Directive: Each line below must be set down exactly; omit any image you find.

[Excerpts from a figure dataset]
#####
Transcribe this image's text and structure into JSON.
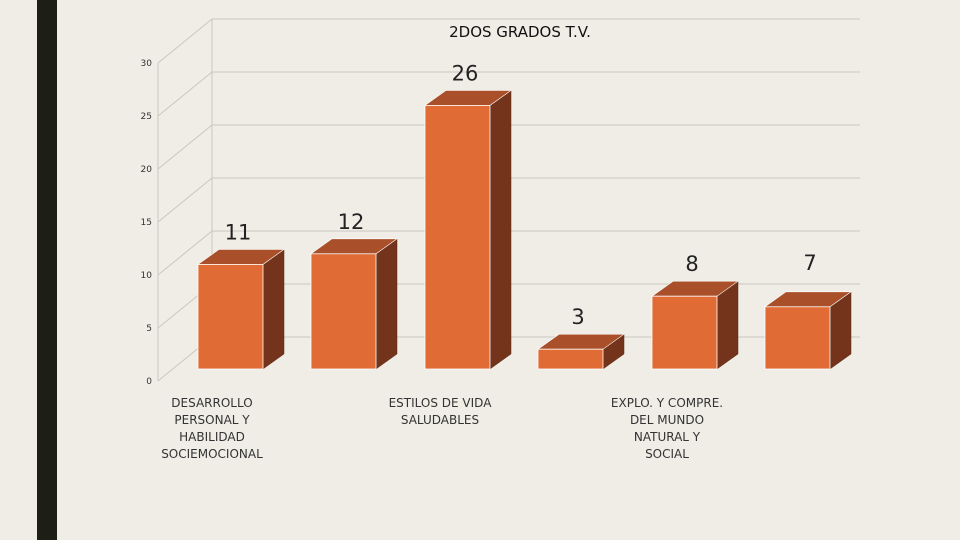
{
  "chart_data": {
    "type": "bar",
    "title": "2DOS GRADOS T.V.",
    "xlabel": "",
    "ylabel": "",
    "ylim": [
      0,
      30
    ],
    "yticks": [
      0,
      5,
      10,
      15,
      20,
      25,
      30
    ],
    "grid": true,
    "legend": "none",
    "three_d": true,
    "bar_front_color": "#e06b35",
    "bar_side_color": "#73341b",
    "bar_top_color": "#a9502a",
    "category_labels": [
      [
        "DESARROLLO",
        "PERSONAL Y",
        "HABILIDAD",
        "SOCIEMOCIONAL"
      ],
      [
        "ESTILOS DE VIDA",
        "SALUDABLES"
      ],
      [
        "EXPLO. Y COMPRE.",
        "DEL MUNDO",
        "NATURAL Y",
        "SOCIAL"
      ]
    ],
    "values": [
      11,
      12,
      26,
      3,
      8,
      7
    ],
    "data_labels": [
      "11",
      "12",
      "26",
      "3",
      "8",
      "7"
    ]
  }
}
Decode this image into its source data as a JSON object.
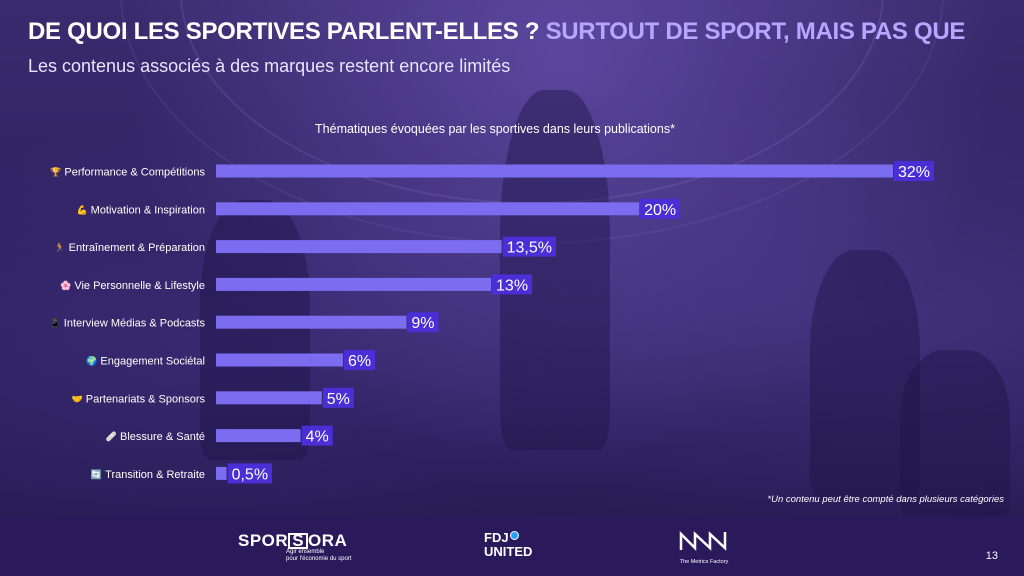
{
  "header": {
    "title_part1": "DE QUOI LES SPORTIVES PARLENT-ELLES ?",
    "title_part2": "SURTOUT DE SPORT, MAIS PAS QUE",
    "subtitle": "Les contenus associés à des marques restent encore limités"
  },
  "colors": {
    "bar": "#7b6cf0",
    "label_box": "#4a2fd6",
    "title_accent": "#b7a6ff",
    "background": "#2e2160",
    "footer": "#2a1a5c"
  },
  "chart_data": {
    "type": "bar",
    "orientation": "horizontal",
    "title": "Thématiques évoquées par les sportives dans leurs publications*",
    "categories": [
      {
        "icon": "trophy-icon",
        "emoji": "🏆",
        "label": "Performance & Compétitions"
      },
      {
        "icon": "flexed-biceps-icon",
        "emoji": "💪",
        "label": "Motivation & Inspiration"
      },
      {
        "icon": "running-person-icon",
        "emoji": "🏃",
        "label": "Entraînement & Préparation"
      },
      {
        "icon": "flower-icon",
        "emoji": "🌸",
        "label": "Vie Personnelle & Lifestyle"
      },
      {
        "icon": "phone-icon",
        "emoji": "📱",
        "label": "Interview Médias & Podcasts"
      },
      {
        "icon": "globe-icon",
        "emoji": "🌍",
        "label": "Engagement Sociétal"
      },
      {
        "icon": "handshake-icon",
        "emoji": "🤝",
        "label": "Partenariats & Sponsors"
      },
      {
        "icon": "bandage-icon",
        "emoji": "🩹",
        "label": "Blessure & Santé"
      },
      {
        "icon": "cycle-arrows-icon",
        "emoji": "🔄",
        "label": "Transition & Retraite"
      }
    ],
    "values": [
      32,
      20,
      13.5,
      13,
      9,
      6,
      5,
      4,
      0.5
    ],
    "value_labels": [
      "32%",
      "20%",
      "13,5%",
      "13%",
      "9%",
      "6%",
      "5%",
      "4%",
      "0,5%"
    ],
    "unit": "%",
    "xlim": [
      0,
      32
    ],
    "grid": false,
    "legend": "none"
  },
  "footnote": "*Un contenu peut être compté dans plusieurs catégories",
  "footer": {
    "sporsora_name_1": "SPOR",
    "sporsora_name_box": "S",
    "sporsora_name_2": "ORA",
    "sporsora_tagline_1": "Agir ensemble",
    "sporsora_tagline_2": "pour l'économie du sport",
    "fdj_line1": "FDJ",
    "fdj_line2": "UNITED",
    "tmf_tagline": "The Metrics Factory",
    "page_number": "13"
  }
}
#####
Written response:
Transcribe this image's text and structure into JSON.
{
  "chart_data": {
    "type": "bar",
    "title": "2DOS GRADOS T.V.",
    "xlabel": "",
    "ylabel": "",
    "ylim": [
      0,
      30
    ],
    "yticks": [
      0,
      5,
      10,
      15,
      20,
      25,
      30
    ],
    "grid": true,
    "legend": "none",
    "three_d": true,
    "bar_front_color": "#e06b35",
    "bar_side_color": "#73341b",
    "bar_top_color": "#a9502a",
    "category_labels": [
      [
        "DESARROLLO",
        "PERSONAL Y",
        "HABILIDAD",
        "SOCIEMOCIONAL"
      ],
      [
        "ESTILOS DE VIDA",
        "SALUDABLES"
      ],
      [
        "EXPLO. Y COMPRE.",
        "DEL MUNDO",
        "NATURAL Y",
        "SOCIAL"
      ]
    ],
    "values": [
      11,
      12,
      26,
      3,
      8,
      7
    ],
    "data_labels": [
      "11",
      "12",
      "26",
      "3",
      "8",
      "7"
    ]
  }
}
Decode this image into its source data as a JSON object.
{
  "header": {
    "title_part1": "DE QUOI LES SPORTIVES PARLENT-ELLES ?",
    "title_part2": "SURTOUT DE SPORT, MAIS PAS QUE",
    "subtitle": "Les contenus associés à des marques restent encore limités"
  },
  "colors": {
    "bar": "#7b6cf0",
    "label_box": "#4a2fd6",
    "title_accent": "#b7a6ff",
    "background": "#2e2160",
    "footer": "#2a1a5c"
  },
  "chart_data": {
    "type": "bar",
    "orientation": "horizontal",
    "title": "Thématiques évoquées par les sportives dans leurs publications*",
    "categories": [
      {
        "icon": "trophy-icon",
        "emoji": "🏆",
        "label": "Performance & Compétitions"
      },
      {
        "icon": "flexed-biceps-icon",
        "emoji": "💪",
        "label": "Motivation & Inspiration"
      },
      {
        "icon": "running-person-icon",
        "emoji": "🏃",
        "label": "Entraînement & Préparation"
      },
      {
        "icon": "flower-icon",
        "emoji": "🌸",
        "label": "Vie Personnelle & Lifestyle"
      },
      {
        "icon": "phone-icon",
        "emoji": "📱",
        "label": "Interview Médias & Podcasts"
      },
      {
        "icon": "globe-icon",
        "emoji": "🌍",
        "label": "Engagement Sociétal"
      },
      {
        "icon": "handshake-icon",
        "emoji": "🤝",
        "label": "Partenariats & Sponsors"
      },
      {
        "icon": "bandage-icon",
        "emoji": "🩹",
        "label": "Blessure & Santé"
      },
      {
        "icon": "cycle-arrows-icon",
        "emoji": "🔄",
        "label": "Transition & Retraite"
      }
    ],
    "values": [
      32,
      20,
      13.5,
      13,
      9,
      6,
      5,
      4,
      0.5
    ],
    "value_labels": [
      "32%",
      "20%",
      "13,5%",
      "13%",
      "9%",
      "6%",
      "5%",
      "4%",
      "0,5%"
    ],
    "unit": "%",
    "xlim": [
      0,
      32
    ],
    "grid": false,
    "legend": "none"
  },
  "footnote": "*Un contenu peut être compté dans plusieurs catégories",
  "footer": {
    "sporsora_name_1": "SPOR",
    "sporsora_name_box": "S",
    "sporsora_name_2": "ORA",
    "sporsora_tagline_1": "Agir ensemble",
    "sporsora_tagline_2": "pour l'économie du sport",
    "fdj_line1": "FDJ",
    "fdj_line2": "UNITED",
    "tmf_tagline": "The Metrics Factory",
    "page_number": "13"
  }
}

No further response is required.